### [Records for this task]
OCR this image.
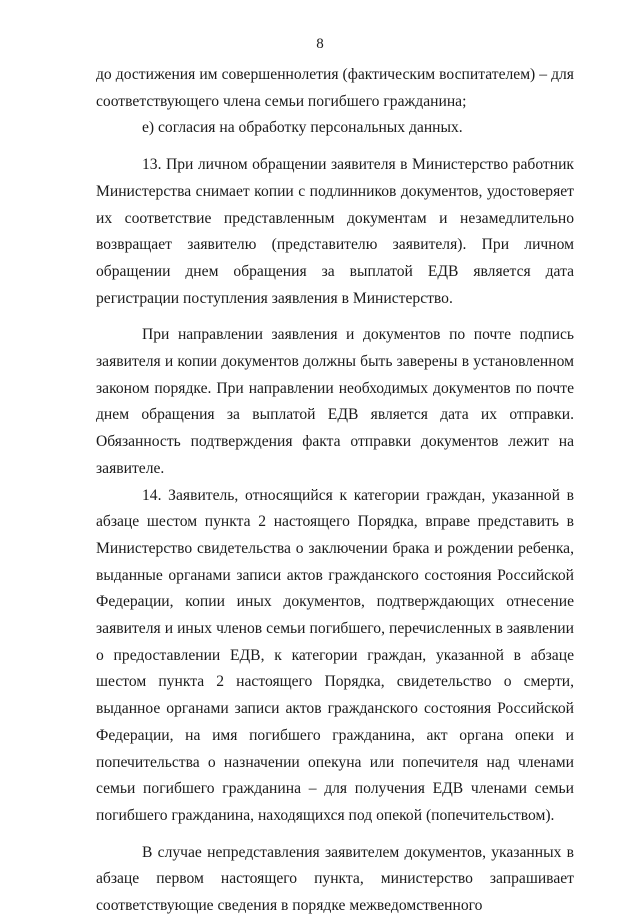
8

до достижения им совершеннолетия (фактическим воспитателем) – для соответствующего члена семьи погибшего гражданина;

е) согласия на обработку персональных данных.

13. При личном обращении заявителя в Министерство работник Министерства снимает копии с подлинников документов, удостоверяет их соответствие представленным документам и незамедлительно возвращает заявителю (представителю заявителя). При личном обращении днем обращения за выплатой ЕДВ является дата регистрации поступления заявления в Министерство.

При направлении заявления и документов по почте подпись заявителя и копии документов должны быть заверены в установленном законом порядке. При направлении необходимых документов по почте днем обращения за выплатой ЕДВ является дата их отправки. Обязанность подтверждения факта отправки документов лежит на заявителе.

14. Заявитель, относящийся к категории граждан, указанной в абзаце шестом пункта 2 настоящего Порядка, вправе представить в Министерство свидетельства о заключении брака и рождении ребенка, выданные органами записи актов гражданского состояния Российской Федерации, копии иных документов, подтверждающих отнесение заявителя и иных членов семьи погибшего, перечисленных в заявлении о предоставлении ЕДВ, к категории граждан, указанной в абзаце шестом пункта 2 настоящего Порядка, свидетельство о смерти, выданное органами записи актов гражданского состояния Российской Федерации, на имя погибшего гражданина, акт органа опеки и попечительства о назначении опекуна или попечителя над членами семьи погибшего гражданина – для получения ЕДВ членами семьи погибшего гражданина, находящихся под опекой (попечительством).

В случае непредставления заявителем документов, указанных в абзаце первом настоящего пункта, министерство запрашивает соответствующие сведения в порядке межведомственного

### [Task directions]
Leave out the pictures, and give all the records again exactly.

### [Result]
OCR this image.
8

до достижения им совершеннолетия (фактическим воспитателем) – для соответствующего члена семьи погибшего гражданина;

е) согласия на обработку персональных данных.

13. При личном обращении заявителя в Министерство работник Министерства снимает копии с подлинников документов, удостоверяет их соответствие представленным документам и незамедлительно возвращает заявителю (представителю заявителя). При личном обращении днем обращения за выплатой ЕДВ является дата регистрации поступления заявления в Министерство.

При направлении заявления и документов по почте подпись заявителя и копии документов должны быть заверены в установленном законом порядке. При направлении необходимых документов по почте днем обращения за выплатой ЕДВ является дата их отправки. Обязанность подтверждения факта отправки документов лежит на заявителе.

14. Заявитель, относящийся к категории граждан, указанной в абзаце шестом пункта 2 настоящего Порядка, вправе представить в Министерство свидетельства о заключении брака и рождении ребенка, выданные органами записи актов гражданского состояния Российской Федерации, копии иных документов, подтверждающих отнесение заявителя и иных членов семьи погибшего, перечисленных в заявлении о предоставлении ЕДВ, к категории граждан, указанной в абзаце шестом пункта 2 настоящего Порядка, свидетельство о смерти, выданное органами записи актов гражданского состояния Российской Федерации, на имя погибшего гражданина, акт органа опеки и попечительства о назначении опекуна или попечителя над членами семьи погибшего гражданина – для получения ЕДВ членами семьи погибшего гражданина, находящихся под опекой (попечительством).

В случае непредставления заявителем документов, указанных в абзаце первом настоящего пункта, министерство запрашивает соответствующие сведения в порядке межведомственного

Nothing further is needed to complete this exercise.